▸ Exercise requirements: Lines with the string "biotopy" in the data below: report how many there are, and write nothing but the number.

-------- Data provided --------

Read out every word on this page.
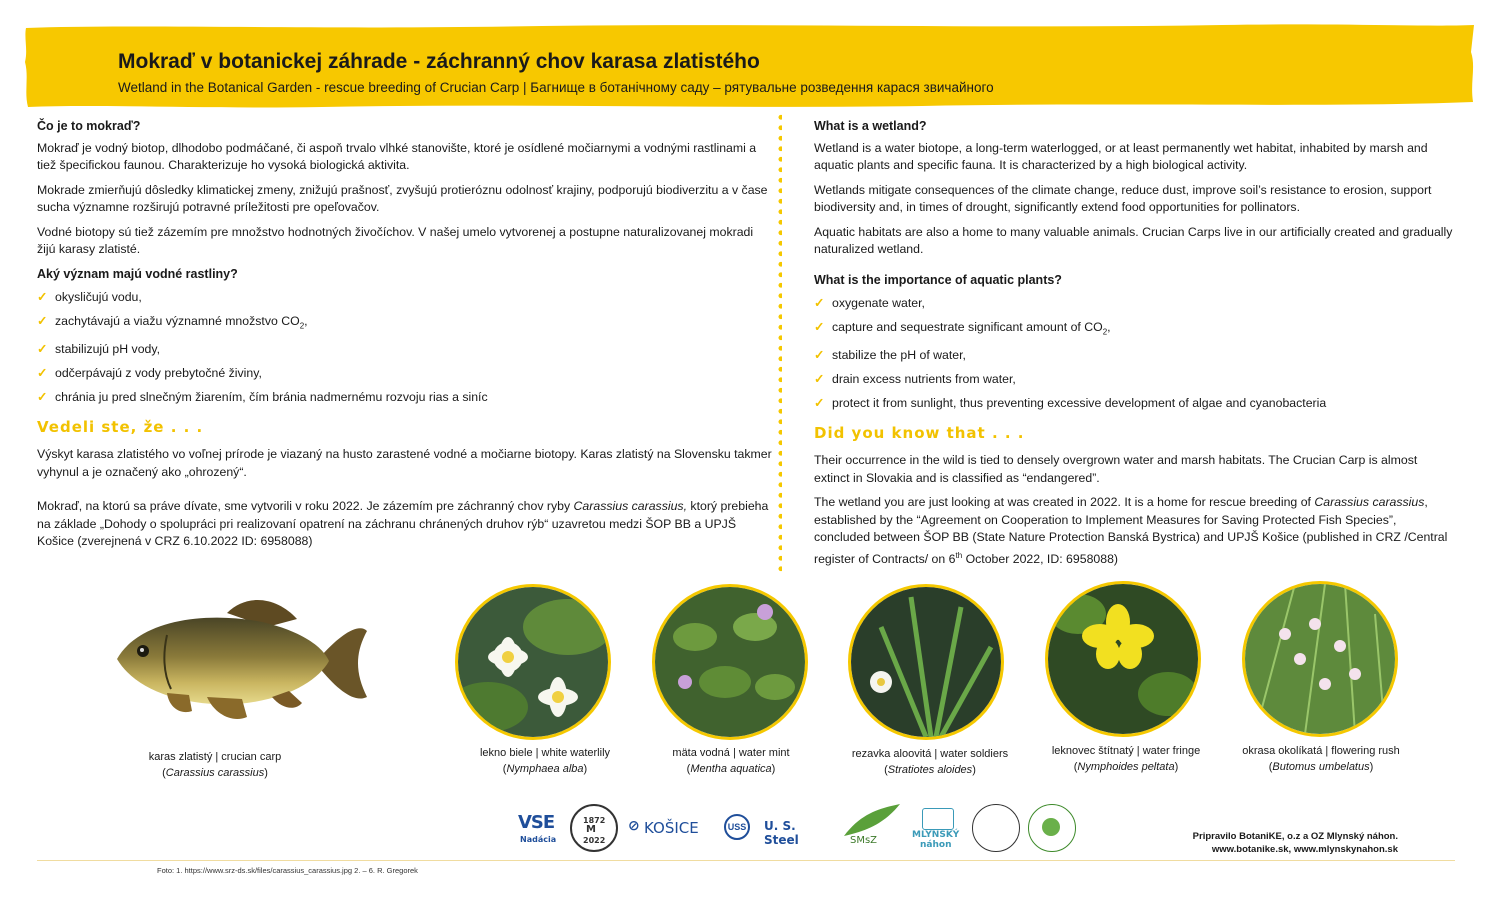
Mokraď v botanickej záhrade - záchranný chov karasa zlatistého
Wetland in the Botanical Garden - rescue breeding of Crucian Carp | Багнище в ботанічному саду – рятувальне розведення карася звичайного
Čo je to mokraď?

Mokraď je vodný biotop, dlhodobo podmáčané, či aspoň trvalo vlhké stanovište, ktoré je osídlené močiarnymi a vodnými rastlinami a tiež špecifickou faunou. Charakterizuje ho vysoká biologická aktivita.

Mokrade zmierňujú dôsledky klimatickej zmeny, znižujú prašnosť, zvyšujú protieróznu odolnosť krajiny, podporujú biodiverzitu a v čase sucha významne rozširujú potravné príležitosti pre opeľovačov.

Vodné biotopy sú tiež zázemím pre množstvo hodnotných živočíchov. V našej umelo vytvorenej a postupne naturalizovanej mokradi žijú karasy zlatisté.

Aký význam majú vodné rastliny?
✓ okysličujú vodu,
✓ zachytávajú a viažu významné množstvo $CO_2$,
✓ stabilizujú pH vody,
✓ odčerpávajú z vody prebytočné živiny,
✓ chránia ju pred slnečným žiarením, čím bránia nadmernému rozvoju rias a siníc
Vedeli ste, že . . .

Výskyt karasa zlatistého vo voľnej prírode je viazaný na husto zarastené vodné a močiarne biotopy. Karas zlatistý na Slovensku takmer vyhynul a je označený ako „ohrozený“.

Mokraď, na ktorú sa práve dívate, sme vytvorili v roku 2022. Je zázemím pre záchranný chov ryby Carassius carassius, ktorý prebieha na základe „Dohody o spolupráci pri realizovaní opatrení na záchranu chránených druhov rýb“ uzavretou medzi ŠOP BB a UPJŠ Košice (zverejnená v CRZ 6.10.2022 ID: 6958088)

What is a wetland?

Wetland is a water biotope, a long-term waterlogged, or at least permanently wet habitat, inhabited by marsh and aquatic plants and specific fauna. It is characterized by a high biological activity.

Wetlands mitigate consequences of the climate change, reduce dust, improve soil’s resistance to erosion, support biodiversity and, in times of drought, significantly extend food opportunities for pollinators.

Aquatic habitats are also a home to many valuable animals. Crucian Carps live in our artificially created and gradually naturalized wetland.

What is the importance of aquatic plants?
✓ oxygenate water,
✓ capture and sequestrate significant amount of $CO_2$,
✓ stabilize the pH of water,
✓ drain excess nutrients from water,
✓ protect it from sunlight, thus preventing excessive development of algae and cyanobacteria
Did you know that . . .

Their occurrence in the wild is tied to densely overgrown water and marsh habitats. The Crucian Carp is almost extinct in Slovakia and is classified as “endangered”.

The wetland you are just looking at was created in 2022. It is a home for rescue breeding of Carassius carassius, established by the “Agreement on Cooperation to Implement Measures for Saving Protected Fish Species”, concluded between ŠOP BB (State Nature Protection Banská Bystrica) and UPJŠ Košice (published in CRZ /Central register of Contracts/ on 6th October 2022, ID: 6958088)

karas zlatistý | crucian carp
(Carassius carassius)
lekno biele | white waterlily
(Nymphaea alba)
mäta vodná | water mint
(Mentha aquatica)
rezavka aloovitá | water soldiers
(Stratiotes aloides)
leknovec štítnatý | water fringe
(Nymphoides peltata)
okrasa okolíkatá | flowering rush
(Butomus umbelatus)
VSE
Nadácia
1872
M
2022
⊘ KOŠICE	USS	U. S. Steel	SMsZ	MLYNSKÝ
náhon
Pripravilo BotaniKE, o.z a OZ Mlynský náhon.
www.botanike.sk, www.mlynskynahon.sk
Foto: 1. https://www.srz-ds.sk/files/carassius_carassius.jpg 2. – 6. R. Gregorek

--------

▸ Answer for the task: 2